### Problem description
Pictures within the data are to be left out; everything else must be reproduced exactly.

(Dataset entries on figures)
-*-

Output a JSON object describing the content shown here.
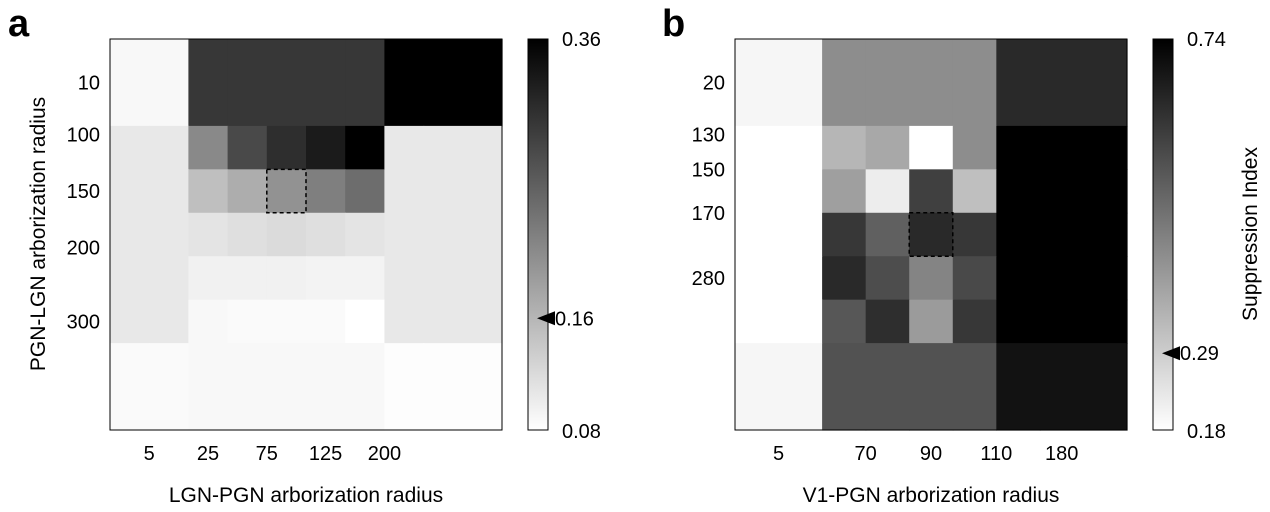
{
  "chart_data": [
    {
      "type": "heatmap",
      "panel_label": "a",
      "xlabel": "LGN-PGN arborization radius",
      "ylabel": "PGN-LGN arborization radius",
      "x_ticks": [
        "5",
        "25",
        "75",
        "125",
        "200"
      ],
      "y_ticks": [
        "10",
        "100",
        "150",
        "200",
        "300"
      ],
      "colorbar": {
        "min": 0.08,
        "max": 0.36,
        "min_label": "0.08",
        "max_label": "0.36",
        "label": "",
        "marker_value": 0.16,
        "marker_label": "0.16"
      },
      "grid_x_edges": [
        0,
        0.5,
        1.0,
        1.5,
        2.0,
        2.5,
        3.0,
        3.5,
        4.0,
        5.0
      ],
      "grid_y_edges": [
        0,
        1.0,
        1.5,
        2.0,
        2.5,
        3.0,
        3.5,
        4.5
      ],
      "x_tick_positions": [
        0.5,
        1.25,
        2.0,
        2.75,
        3.5
      ],
      "y_tick_positions": [
        0.5,
        1.1,
        1.75,
        2.4,
        3.25
      ],
      "values": [
        [
          0.088,
          0.088,
          0.3,
          0.3,
          0.3,
          0.3,
          0.3,
          0.36,
          0.36
        ],
        [
          0.105,
          0.105,
          0.21,
          0.28,
          0.31,
          0.33,
          0.36,
          0.105,
          0.105
        ],
        [
          0.105,
          0.105,
          0.15,
          0.17,
          0.2,
          0.22,
          0.24,
          0.105,
          0.105
        ],
        [
          0.105,
          0.105,
          0.11,
          0.115,
          0.12,
          0.115,
          0.11,
          0.105,
          0.105
        ],
        [
          0.105,
          0.105,
          0.095,
          0.095,
          0.095,
          0.093,
          0.093,
          0.105,
          0.105
        ],
        [
          0.105,
          0.105,
          0.088,
          0.085,
          0.085,
          0.085,
          0.08,
          0.105,
          0.105
        ],
        [
          0.085,
          0.085,
          0.088,
          0.088,
          0.088,
          0.088,
          0.088,
          0.082,
          0.082
        ]
      ],
      "highlight_cell": {
        "row": 2,
        "col": 4
      }
    },
    {
      "type": "heatmap",
      "panel_label": "b",
      "xlabel": "V1-PGN arborization radius",
      "ylabel": "",
      "x_ticks": [
        "5",
        "70",
        "90",
        "110",
        "180"
      ],
      "y_ticks": [
        "20",
        "130",
        "150",
        "170",
        "280"
      ],
      "colorbar": {
        "min": 0.18,
        "max": 0.74,
        "min_label": "0.18",
        "max_label": "0.74",
        "label": "Suppression Index",
        "marker_value": 0.29,
        "marker_label": "0.29"
      },
      "grid_x_edges": [
        0,
        1.0,
        1.5,
        2.0,
        2.5,
        3.0,
        3.5,
        4.5
      ],
      "grid_y_edges": [
        0,
        1.0,
        1.5,
        2.0,
        2.5,
        3.0,
        3.5,
        4.5
      ],
      "x_tick_positions": [
        0.5,
        1.5,
        2.25,
        3.0,
        3.75
      ],
      "y_tick_positions": [
        0.5,
        1.1,
        1.5,
        2.0,
        2.75
      ],
      "values": [
        [
          0.2,
          0.43,
          0.43,
          0.43,
          0.43,
          0.65,
          0.65
        ],
        [
          0.18,
          0.34,
          0.37,
          0.18,
          0.43,
          0.74,
          0.74
        ],
        [
          0.18,
          0.39,
          0.22,
          0.6,
          0.32,
          0.74,
          0.74
        ],
        [
          0.18,
          0.62,
          0.53,
          0.65,
          0.62,
          0.74,
          0.74
        ],
        [
          0.18,
          0.65,
          0.57,
          0.45,
          0.58,
          0.74,
          0.74
        ],
        [
          0.18,
          0.55,
          0.64,
          0.4,
          0.62,
          0.74,
          0.74
        ],
        [
          0.2,
          0.56,
          0.56,
          0.56,
          0.56,
          0.7,
          0.7
        ]
      ],
      "highlight_cell": {
        "row": 3,
        "col": 3
      }
    }
  ]
}
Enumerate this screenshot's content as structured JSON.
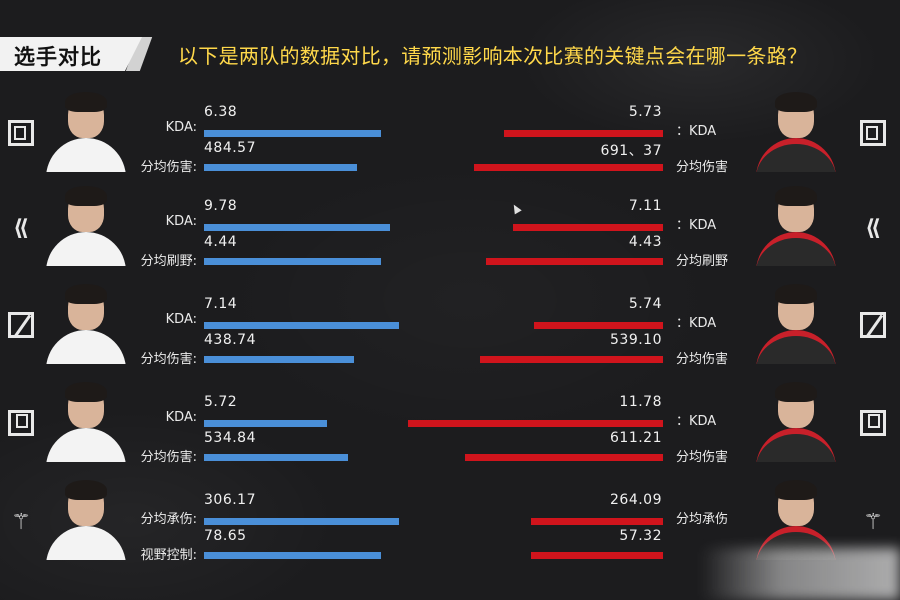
{
  "header": {
    "title": "选手对比",
    "question": "以下是两队的数据对比，请预测影响本次比赛的关键点会在哪一条路？"
  },
  "colors": {
    "team_left": "#4a8fd8",
    "team_right": "#d0141c",
    "question": "#ffd84a"
  },
  "rows": [
    {
      "role_icon": "top-lane-icon",
      "stats": [
        {
          "left_label": "KDA:",
          "left_value": "6.38",
          "left_fill": 0.59,
          "right_label": "：KDA",
          "right_value": "5.73",
          "right_fill": 0.53
        },
        {
          "left_label": "分均伤害:",
          "left_value": "484.57",
          "left_fill": 0.51,
          "right_label": "分均伤害",
          "right_value": "691、37",
          "right_fill": 0.63
        }
      ]
    },
    {
      "role_icon": "jungle-icon",
      "stats": [
        {
          "left_label": "KDA:",
          "left_value": "9.78",
          "left_fill": 0.62,
          "right_label": "：KDA",
          "right_value": "7.11",
          "right_fill": 0.5
        },
        {
          "left_label": "分均刷野:",
          "left_value": "4.44",
          "left_fill": 0.59,
          "right_label": "分均刷野",
          "right_value": "4.43",
          "right_fill": 0.59
        }
      ]
    },
    {
      "role_icon": "mid-lane-icon",
      "stats": [
        {
          "left_label": "KDA:",
          "left_value": "7.14",
          "left_fill": 0.65,
          "right_label": "：KDA",
          "right_value": "5.74",
          "right_fill": 0.43
        },
        {
          "left_label": "分均伤害:",
          "left_value": "438.74",
          "left_fill": 0.5,
          "right_label": "分均伤害",
          "right_value": "539.10",
          "right_fill": 0.61
        }
      ]
    },
    {
      "role_icon": "bot-lane-icon",
      "stats": [
        {
          "left_label": "KDA:",
          "left_value": "5.72",
          "left_fill": 0.41,
          "right_label": "：KDA",
          "right_value": "11.78",
          "right_fill": 0.85
        },
        {
          "left_label": "分均伤害:",
          "left_value": "534.84",
          "left_fill": 0.48,
          "right_label": "分均伤害",
          "right_value": "611.21",
          "right_fill": 0.66
        }
      ]
    },
    {
      "role_icon": "support-icon",
      "stats": [
        {
          "left_label": "分均承伤:",
          "left_value": "306.17",
          "left_fill": 0.65,
          "right_label": "分均承伤",
          "right_value": "264.09",
          "right_fill": 0.44
        },
        {
          "left_label": "视野控制:",
          "left_value": "78.65",
          "left_fill": 0.59,
          "right_label": "",
          "right_value": "57.32",
          "right_fill": 0.44
        }
      ]
    }
  ]
}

-*-

### Full output
Output a JSON object describing the content shown here.
{
  "chart_data": [
    {
      "type": "heatmap",
      "panel_label": "a",
      "xlabel": "LGN-PGN arborization radius",
      "ylabel": "PGN-LGN arborization radius",
      "x_ticks": [
        "5",
        "25",
        "75",
        "125",
        "200"
      ],
      "y_ticks": [
        "10",
        "100",
        "150",
        "200",
        "300"
      ],
      "colorbar": {
        "min": 0.08,
        "max": 0.36,
        "min_label": "0.08",
        "max_label": "0.36",
        "label": "",
        "marker_value": 0.16,
        "marker_label": "0.16"
      },
      "grid_x_edges": [
        0,
        0.5,
        1.0,
        1.5,
        2.0,
        2.5,
        3.0,
        3.5,
        4.0,
        5.0
      ],
      "grid_y_edges": [
        0,
        1.0,
        1.5,
        2.0,
        2.5,
        3.0,
        3.5,
        4.5
      ],
      "x_tick_positions": [
        0.5,
        1.25,
        2.0,
        2.75,
        3.5
      ],
      "y_tick_positions": [
        0.5,
        1.1,
        1.75,
        2.4,
        3.25
      ],
      "values": [
        [
          0.088,
          0.088,
          0.3,
          0.3,
          0.3,
          0.3,
          0.3,
          0.36,
          0.36
        ],
        [
          0.105,
          0.105,
          0.21,
          0.28,
          0.31,
          0.33,
          0.36,
          0.105,
          0.105
        ],
        [
          0.105,
          0.105,
          0.15,
          0.17,
          0.2,
          0.22,
          0.24,
          0.105,
          0.105
        ],
        [
          0.105,
          0.105,
          0.11,
          0.115,
          0.12,
          0.115,
          0.11,
          0.105,
          0.105
        ],
        [
          0.105,
          0.105,
          0.095,
          0.095,
          0.095,
          0.093,
          0.093,
          0.105,
          0.105
        ],
        [
          0.105,
          0.105,
          0.088,
          0.085,
          0.085,
          0.085,
          0.08,
          0.105,
          0.105
        ],
        [
          0.085,
          0.085,
          0.088,
          0.088,
          0.088,
          0.088,
          0.088,
          0.082,
          0.082
        ]
      ],
      "highlight_cell": {
        "row": 2,
        "col": 4
      }
    },
    {
      "type": "heatmap",
      "panel_label": "b",
      "xlabel": "V1-PGN arborization radius",
      "ylabel": "",
      "x_ticks": [
        "5",
        "70",
        "90",
        "110",
        "180"
      ],
      "y_ticks": [
        "20",
        "130",
        "150",
        "170",
        "280"
      ],
      "colorbar": {
        "min": 0.18,
        "max": 0.74,
        "min_label": "0.18",
        "max_label": "0.74",
        "label": "Suppression Index",
        "marker_value": 0.29,
        "marker_label": "0.29"
      },
      "grid_x_edges": [
        0,
        1.0,
        1.5,
        2.0,
        2.5,
        3.0,
        3.5,
        4.5
      ],
      "grid_y_edges": [
        0,
        1.0,
        1.5,
        2.0,
        2.5,
        3.0,
        3.5,
        4.5
      ],
      "x_tick_positions": [
        0.5,
        1.5,
        2.25,
        3.0,
        3.75
      ],
      "y_tick_positions": [
        0.5,
        1.1,
        1.5,
        2.0,
        2.75
      ],
      "values": [
        [
          0.2,
          0.43,
          0.43,
          0.43,
          0.43,
          0.65,
          0.65
        ],
        [
          0.18,
          0.34,
          0.37,
          0.18,
          0.43,
          0.74,
          0.74
        ],
        [
          0.18,
          0.39,
          0.22,
          0.6,
          0.32,
          0.74,
          0.74
        ],
        [
          0.18,
          0.62,
          0.53,
          0.65,
          0.62,
          0.74,
          0.74
        ],
        [
          0.18,
          0.65,
          0.57,
          0.45,
          0.58,
          0.74,
          0.74
        ],
        [
          0.18,
          0.55,
          0.64,
          0.4,
          0.62,
          0.74,
          0.74
        ],
        [
          0.2,
          0.56,
          0.56,
          0.56,
          0.56,
          0.7,
          0.7
        ]
      ],
      "highlight_cell": {
        "row": 3,
        "col": 3
      }
    }
  ]
}
Enumerate this screenshot's content as structured JSON.
{
  "header": {
    "title": "选手对比",
    "question": "以下是两队的数据对比，请预测影响本次比赛的关键点会在哪一条路？"
  },
  "colors": {
    "team_left": "#4a8fd8",
    "team_right": "#d0141c",
    "question": "#ffd84a"
  },
  "rows": [
    {
      "role_icon": "top-lane-icon",
      "stats": [
        {
          "left_label": "KDA:",
          "left_value": "6.38",
          "left_fill": 0.59,
          "right_label": "：KDA",
          "right_value": "5.73",
          "right_fill": 0.53
        },
        {
          "left_label": "分均伤害:",
          "left_value": "484.57",
          "left_fill": 0.51,
          "right_label": "分均伤害",
          "right_value": "691、37",
          "right_fill": 0.63
        }
      ]
    },
    {
      "role_icon": "jungle-icon",
      "stats": [
        {
          "left_label": "KDA:",
          "left_value": "9.78",
          "left_fill": 0.62,
          "right_label": "：KDA",
          "right_value": "7.11",
          "right_fill": 0.5
        },
        {
          "left_label": "分均刷野:",
          "left_value": "4.44",
          "left_fill": 0.59,
          "right_label": "分均刷野",
          "right_value": "4.43",
          "right_fill": 0.59
        }
      ]
    },
    {
      "role_icon": "mid-lane-icon",
      "stats": [
        {
          "left_label": "KDA:",
          "left_value": "7.14",
          "left_fill": 0.65,
          "right_label": "：KDA",
          "right_value": "5.74",
          "right_fill": 0.43
        },
        {
          "left_label": "分均伤害:",
          "left_value": "438.74",
          "left_fill": 0.5,
          "right_label": "分均伤害",
          "right_value": "539.10",
          "right_fill": 0.61
        }
      ]
    },
    {
      "role_icon": "bot-lane-icon",
      "stats": [
        {
          "left_label": "KDA:",
          "left_value": "5.72",
          "left_fill": 0.41,
          "right_label": "：KDA",
          "right_value": "11.78",
          "right_fill": 0.85
        },
        {
          "left_label": "分均伤害:",
          "left_value": "534.84",
          "left_fill": 0.48,
          "right_label": "分均伤害",
          "right_value": "611.21",
          "right_fill": 0.66
        }
      ]
    },
    {
      "role_icon": "support-icon",
      "stats": [
        {
          "left_label": "分均承伤:",
          "left_value": "306.17",
          "left_fill": 0.65,
          "right_label": "分均承伤",
          "right_value": "264.09",
          "right_fill": 0.44
        },
        {
          "left_label": "视野控制:",
          "left_value": "78.65",
          "left_fill": 0.59,
          "right_label": "",
          "right_value": "57.32",
          "right_fill": 0.44
        }
      ]
    }
  ]
}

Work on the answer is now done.